>> Start GIVEN RECORDS
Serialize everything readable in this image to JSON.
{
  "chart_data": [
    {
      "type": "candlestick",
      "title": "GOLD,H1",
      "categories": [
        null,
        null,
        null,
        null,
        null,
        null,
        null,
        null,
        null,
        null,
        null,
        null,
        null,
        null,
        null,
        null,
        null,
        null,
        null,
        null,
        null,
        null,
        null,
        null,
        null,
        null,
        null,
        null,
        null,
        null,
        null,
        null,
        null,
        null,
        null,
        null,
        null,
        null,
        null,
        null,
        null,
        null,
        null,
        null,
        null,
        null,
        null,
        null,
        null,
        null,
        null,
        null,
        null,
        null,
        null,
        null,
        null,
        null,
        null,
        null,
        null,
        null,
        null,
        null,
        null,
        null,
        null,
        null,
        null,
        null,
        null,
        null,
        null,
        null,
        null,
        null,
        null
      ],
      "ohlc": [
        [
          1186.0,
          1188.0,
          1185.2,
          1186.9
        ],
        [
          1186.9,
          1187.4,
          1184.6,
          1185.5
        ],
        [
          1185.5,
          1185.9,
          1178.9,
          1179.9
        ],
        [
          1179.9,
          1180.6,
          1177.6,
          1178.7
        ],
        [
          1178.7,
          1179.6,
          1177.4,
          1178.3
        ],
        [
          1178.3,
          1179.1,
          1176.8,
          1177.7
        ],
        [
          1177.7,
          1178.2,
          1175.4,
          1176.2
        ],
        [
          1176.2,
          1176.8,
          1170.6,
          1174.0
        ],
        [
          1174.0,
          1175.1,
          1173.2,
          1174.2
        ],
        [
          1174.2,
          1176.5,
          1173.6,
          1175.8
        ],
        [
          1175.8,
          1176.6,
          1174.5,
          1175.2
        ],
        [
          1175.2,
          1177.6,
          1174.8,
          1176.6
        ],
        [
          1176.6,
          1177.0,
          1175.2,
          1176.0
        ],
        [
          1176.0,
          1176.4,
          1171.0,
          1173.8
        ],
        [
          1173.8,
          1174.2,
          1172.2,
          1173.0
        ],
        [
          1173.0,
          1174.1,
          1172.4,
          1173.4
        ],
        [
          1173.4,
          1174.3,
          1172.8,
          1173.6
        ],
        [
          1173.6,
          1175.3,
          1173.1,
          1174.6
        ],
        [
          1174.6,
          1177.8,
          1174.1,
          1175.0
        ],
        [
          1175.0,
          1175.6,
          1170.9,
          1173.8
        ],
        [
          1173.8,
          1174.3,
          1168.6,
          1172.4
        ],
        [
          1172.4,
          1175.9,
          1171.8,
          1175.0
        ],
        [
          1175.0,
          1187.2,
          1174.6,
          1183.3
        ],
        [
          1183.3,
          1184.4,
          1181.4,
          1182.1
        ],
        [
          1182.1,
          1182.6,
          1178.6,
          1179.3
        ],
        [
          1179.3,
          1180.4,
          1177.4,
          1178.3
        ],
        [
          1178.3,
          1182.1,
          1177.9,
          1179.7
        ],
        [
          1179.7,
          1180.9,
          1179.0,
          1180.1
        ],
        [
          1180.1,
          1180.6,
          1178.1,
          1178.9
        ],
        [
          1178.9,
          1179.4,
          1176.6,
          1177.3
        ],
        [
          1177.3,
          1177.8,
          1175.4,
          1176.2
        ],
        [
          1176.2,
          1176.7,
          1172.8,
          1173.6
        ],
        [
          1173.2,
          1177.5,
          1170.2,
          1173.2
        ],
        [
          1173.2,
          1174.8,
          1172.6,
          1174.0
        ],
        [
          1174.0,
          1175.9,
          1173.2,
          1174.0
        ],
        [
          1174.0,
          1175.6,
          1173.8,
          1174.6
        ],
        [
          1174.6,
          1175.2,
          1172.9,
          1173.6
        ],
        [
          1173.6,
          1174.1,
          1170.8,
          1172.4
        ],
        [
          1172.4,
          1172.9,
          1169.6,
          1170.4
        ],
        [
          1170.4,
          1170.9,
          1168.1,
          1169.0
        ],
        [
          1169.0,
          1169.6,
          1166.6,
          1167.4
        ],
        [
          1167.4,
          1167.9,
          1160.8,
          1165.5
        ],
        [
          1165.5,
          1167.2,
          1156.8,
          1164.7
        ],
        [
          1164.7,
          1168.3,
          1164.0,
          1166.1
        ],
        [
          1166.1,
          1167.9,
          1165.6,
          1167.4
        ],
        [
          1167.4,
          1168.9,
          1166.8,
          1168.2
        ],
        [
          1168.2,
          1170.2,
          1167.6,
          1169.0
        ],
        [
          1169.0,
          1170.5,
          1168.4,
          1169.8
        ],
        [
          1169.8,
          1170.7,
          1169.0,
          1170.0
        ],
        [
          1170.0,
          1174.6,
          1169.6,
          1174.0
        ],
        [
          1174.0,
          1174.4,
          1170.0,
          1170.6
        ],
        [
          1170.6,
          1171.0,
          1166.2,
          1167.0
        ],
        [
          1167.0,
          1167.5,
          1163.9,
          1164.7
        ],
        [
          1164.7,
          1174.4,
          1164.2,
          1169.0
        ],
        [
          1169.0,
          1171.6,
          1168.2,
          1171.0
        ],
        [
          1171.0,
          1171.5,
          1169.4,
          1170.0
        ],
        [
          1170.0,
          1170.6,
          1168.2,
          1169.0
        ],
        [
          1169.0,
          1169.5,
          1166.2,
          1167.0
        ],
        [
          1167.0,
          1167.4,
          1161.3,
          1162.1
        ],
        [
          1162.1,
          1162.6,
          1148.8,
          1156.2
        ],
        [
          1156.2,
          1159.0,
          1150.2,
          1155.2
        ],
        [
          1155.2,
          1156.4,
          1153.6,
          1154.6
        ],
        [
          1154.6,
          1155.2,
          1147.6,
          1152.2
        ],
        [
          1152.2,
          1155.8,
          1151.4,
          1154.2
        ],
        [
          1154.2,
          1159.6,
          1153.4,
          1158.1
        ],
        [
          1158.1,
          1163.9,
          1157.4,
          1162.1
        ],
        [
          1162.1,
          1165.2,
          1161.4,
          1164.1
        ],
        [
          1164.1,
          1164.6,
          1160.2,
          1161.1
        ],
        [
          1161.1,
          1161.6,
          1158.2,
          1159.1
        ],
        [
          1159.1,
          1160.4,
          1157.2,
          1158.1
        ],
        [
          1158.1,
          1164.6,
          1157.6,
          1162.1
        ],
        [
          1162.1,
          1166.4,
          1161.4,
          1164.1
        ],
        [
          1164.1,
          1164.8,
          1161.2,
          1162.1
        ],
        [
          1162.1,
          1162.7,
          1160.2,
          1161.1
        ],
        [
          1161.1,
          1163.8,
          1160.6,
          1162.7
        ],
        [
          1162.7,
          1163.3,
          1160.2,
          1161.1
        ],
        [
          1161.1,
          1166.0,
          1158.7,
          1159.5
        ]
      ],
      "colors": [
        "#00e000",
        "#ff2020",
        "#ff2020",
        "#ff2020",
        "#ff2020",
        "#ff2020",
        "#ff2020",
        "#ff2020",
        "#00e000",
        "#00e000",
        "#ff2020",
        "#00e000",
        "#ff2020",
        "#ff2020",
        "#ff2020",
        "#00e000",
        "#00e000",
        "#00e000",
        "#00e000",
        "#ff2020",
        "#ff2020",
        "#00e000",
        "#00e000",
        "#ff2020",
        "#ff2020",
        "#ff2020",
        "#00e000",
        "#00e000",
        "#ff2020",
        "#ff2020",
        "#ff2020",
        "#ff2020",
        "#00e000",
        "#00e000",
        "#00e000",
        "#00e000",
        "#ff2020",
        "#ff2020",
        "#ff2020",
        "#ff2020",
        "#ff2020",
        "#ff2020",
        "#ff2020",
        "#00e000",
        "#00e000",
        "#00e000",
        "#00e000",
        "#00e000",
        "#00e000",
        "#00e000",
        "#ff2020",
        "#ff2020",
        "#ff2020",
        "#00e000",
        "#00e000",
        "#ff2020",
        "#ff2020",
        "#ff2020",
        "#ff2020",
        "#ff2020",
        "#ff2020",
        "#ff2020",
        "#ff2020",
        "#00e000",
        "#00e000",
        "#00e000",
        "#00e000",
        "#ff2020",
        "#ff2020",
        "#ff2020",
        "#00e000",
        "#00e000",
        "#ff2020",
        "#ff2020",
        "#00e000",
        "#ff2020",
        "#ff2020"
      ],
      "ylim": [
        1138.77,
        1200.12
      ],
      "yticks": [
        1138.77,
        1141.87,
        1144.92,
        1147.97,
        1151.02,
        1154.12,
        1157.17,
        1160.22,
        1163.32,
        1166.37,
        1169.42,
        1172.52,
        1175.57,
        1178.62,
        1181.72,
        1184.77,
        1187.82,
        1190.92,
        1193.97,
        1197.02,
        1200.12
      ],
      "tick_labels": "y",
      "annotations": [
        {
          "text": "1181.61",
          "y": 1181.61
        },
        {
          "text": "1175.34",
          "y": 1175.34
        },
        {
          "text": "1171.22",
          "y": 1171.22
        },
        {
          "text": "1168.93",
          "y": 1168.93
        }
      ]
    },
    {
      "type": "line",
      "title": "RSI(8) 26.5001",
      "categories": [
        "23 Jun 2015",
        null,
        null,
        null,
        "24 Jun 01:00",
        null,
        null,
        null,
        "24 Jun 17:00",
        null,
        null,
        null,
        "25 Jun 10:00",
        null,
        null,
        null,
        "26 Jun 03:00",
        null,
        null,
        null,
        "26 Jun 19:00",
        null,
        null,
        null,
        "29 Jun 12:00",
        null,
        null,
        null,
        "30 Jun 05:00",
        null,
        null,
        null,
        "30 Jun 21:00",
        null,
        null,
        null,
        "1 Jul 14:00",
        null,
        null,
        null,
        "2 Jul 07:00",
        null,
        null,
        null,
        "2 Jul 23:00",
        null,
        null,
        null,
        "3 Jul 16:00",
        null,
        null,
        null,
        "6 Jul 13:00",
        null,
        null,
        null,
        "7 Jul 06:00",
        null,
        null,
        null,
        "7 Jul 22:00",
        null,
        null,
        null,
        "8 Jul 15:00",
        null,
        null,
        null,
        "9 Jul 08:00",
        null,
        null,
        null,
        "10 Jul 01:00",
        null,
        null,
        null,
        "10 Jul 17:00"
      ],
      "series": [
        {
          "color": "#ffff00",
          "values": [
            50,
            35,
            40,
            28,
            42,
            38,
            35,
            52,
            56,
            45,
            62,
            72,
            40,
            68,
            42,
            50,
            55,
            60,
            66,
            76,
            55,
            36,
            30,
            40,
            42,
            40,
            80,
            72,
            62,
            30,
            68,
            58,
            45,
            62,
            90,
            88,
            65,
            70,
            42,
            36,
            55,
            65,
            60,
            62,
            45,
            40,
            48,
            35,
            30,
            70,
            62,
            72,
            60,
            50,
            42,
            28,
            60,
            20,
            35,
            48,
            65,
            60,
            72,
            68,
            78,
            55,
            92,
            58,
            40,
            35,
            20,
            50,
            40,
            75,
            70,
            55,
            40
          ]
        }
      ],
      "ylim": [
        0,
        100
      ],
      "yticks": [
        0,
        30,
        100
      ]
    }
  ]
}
>> End GIVEN RECORDS
WORK INSTRUCTIONS —
Take every line from the data that contains the word "text".

ANSWER FOR THE TASK —
          "text": "1181.61",
          "text": "1175.34",
          "text": "1171.22",
          "text": "1168.93",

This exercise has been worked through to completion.